= Work required =
All records should be reproduced verbatim.

Dataset records

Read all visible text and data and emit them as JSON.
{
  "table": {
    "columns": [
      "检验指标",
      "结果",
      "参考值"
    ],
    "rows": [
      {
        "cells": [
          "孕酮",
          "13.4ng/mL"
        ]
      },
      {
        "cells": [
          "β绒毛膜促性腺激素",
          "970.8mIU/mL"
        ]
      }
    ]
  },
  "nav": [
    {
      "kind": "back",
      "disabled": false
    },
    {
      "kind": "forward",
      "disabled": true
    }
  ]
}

= Reply to the exercise =
Read all visible text and data and emit them as JSON.
{
  "table": {
    "columns": [
      "检验指标",
      "结果",
      "参考值"
    ],
    "rows": [
      {
        "cells": [
          "孕酮",
          "13.4ng/mL"
        ]
      },
      {
        "cells": [
          "β绒毛膜促性腺激素",
          "970.8mIU/mL"
        ]
      }
    ]
  },
  "nav": [
    {
      "kind": "back",
      "disabled": false
    },
    {
      "kind": "forward",
      "disabled": true
    }
  ]
}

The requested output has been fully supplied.